Brief: Can you reproduce the data beneath, keeping every line exact?

Information supplied:

* Begin *

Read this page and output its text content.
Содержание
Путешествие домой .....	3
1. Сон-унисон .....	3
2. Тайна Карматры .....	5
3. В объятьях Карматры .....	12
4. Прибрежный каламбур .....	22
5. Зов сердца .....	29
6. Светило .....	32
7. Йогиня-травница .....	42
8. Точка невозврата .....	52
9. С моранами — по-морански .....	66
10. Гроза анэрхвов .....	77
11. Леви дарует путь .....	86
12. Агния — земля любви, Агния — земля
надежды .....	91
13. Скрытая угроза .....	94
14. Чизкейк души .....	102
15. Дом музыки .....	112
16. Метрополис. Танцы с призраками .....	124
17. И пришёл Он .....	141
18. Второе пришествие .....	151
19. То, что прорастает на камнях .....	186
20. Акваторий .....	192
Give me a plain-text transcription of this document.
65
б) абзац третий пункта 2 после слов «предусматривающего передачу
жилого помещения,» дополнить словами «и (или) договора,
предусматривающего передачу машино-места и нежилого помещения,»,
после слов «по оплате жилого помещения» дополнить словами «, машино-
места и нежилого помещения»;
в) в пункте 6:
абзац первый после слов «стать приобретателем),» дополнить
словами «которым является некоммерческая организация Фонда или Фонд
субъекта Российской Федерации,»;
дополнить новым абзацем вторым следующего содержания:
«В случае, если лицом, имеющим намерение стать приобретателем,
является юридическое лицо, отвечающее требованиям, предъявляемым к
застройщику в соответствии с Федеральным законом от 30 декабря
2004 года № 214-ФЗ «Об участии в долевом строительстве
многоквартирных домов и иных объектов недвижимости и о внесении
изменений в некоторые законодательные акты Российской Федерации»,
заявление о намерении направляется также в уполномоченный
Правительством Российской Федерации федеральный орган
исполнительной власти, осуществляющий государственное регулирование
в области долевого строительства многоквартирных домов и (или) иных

* End *

Exercise result:
Read this page and output its text content.
Содержание
Путешествие домой .....	3
1. Сон-унисон .....	3
2. Тайна Карматры .....	5
3. В объятьях Карматры .....	12
4. Прибрежный каламбур .....	22
5. Зов сердца .....	29
6. Светило .....	32
7. Йогиня-травница .....	42
8. Точка невозврата .....	52
9. С моранами — по-морански .....	66
10. Гроза анэрхвов .....	77
11. Леви дарует путь .....	86
12. Агния — земля любви, Агния — земля
надежды .....	91
13. Скрытая угроза .....	94
14. Чизкейк души .....	102
15. Дом музыки .....	112
16. Метрополис. Танцы с призраками .....	124
17. И пришёл Он .....	141
18. Второе пришествие .....	151
19. То, что прорастает на камнях .....	186
20. Акваторий .....	192
Give me a plain-text transcription of this document.
65
б) абзац третий пункта 2 после слов «предусматривающего передачу
жилого помещения,» дополнить словами «и (или) договора,
предусматривающего передачу машино-места и нежилого помещения,»,
после слов «по оплате жилого помещения» дополнить словами «, машино-
места и нежилого помещения»;
в) в пункте 6:
абзац первый после слов «стать приобретателем),» дополнить
словами «которым является некоммерческая организация Фонда или Фонд
субъекта Российской Федерации,»;
дополнить новым абзацем вторым следующего содержания:
«В случае, если лицом, имеющим намерение стать приобретателем,
является юридическое лицо, отвечающее требованиям, предъявляемым к
застройщику в соответствии с Федеральным законом от 30 декабря
2004 года № 214-ФЗ «Об участии в долевом строительстве
многоквартирных домов и иных объектов недвижимости и о внесении
изменений в некоторые законодательные акты Российской Федерации»,
заявление о намерении направляется также в уполномоченный
Правительством Российской Федерации федеральный орган
исполнительной власти, осуществляющий государственное регулирование
в области долевого строительства многоквартирных домов и (или) иных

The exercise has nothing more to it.